What to do:
State how many lines contain the string "person", and write nothing else.

The data:

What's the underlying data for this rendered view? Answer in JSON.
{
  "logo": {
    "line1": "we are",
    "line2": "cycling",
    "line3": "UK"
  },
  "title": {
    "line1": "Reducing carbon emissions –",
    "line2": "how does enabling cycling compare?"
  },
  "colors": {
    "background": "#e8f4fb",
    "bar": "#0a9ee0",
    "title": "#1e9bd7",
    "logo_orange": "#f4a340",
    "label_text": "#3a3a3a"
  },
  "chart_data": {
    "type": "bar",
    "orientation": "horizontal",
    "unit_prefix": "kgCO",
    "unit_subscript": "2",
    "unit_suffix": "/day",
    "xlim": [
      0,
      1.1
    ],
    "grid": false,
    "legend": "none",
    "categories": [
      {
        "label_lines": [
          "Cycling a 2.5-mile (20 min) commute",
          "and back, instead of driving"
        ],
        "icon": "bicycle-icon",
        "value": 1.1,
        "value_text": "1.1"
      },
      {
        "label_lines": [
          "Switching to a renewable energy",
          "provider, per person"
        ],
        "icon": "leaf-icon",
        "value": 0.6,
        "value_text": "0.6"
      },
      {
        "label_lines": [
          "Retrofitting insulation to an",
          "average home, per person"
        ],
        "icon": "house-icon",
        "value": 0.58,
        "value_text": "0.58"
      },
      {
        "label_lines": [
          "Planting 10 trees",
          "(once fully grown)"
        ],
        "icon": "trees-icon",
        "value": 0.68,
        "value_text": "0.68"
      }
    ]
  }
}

Full response:
2